- [EXERCISE INSTRUCTIONS]:
From the records below, pull each line that has "debt".

- [RAW DATA]:
★ ★ ★ ★

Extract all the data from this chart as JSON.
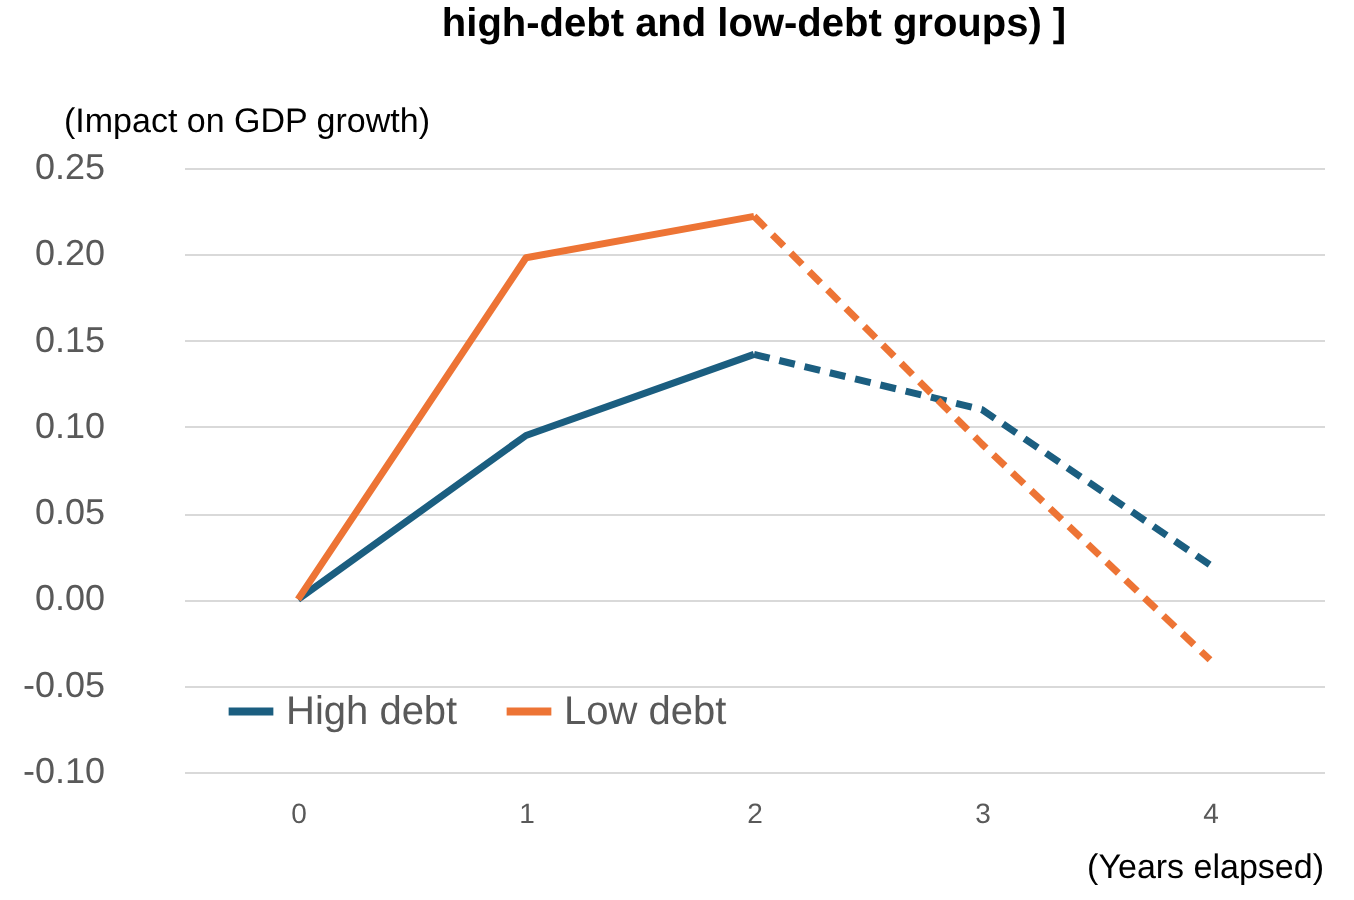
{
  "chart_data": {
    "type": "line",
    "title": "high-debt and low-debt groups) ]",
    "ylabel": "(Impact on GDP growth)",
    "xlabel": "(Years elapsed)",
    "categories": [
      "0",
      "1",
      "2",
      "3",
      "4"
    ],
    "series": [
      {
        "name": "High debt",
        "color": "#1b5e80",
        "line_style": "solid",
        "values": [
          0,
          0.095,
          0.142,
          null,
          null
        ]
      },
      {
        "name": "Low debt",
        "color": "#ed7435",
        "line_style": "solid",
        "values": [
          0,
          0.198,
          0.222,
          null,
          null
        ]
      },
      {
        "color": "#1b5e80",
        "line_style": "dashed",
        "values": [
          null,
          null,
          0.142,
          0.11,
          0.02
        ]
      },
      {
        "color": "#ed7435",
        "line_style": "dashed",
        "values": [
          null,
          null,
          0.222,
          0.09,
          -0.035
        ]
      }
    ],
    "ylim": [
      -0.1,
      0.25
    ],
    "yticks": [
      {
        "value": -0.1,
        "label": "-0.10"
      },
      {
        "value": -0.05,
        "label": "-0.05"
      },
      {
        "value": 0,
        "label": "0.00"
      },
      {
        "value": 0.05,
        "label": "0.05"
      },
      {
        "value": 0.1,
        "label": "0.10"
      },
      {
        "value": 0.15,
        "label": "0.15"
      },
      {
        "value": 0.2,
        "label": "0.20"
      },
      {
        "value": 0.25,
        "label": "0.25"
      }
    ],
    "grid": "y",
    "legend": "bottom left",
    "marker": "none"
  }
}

★ ★ ★ ★

- [EXPECTED OUTPUT]:
    "title": "high-debt and low-debt groups) ]",
        "name": "High debt",
        "name": "Low debt",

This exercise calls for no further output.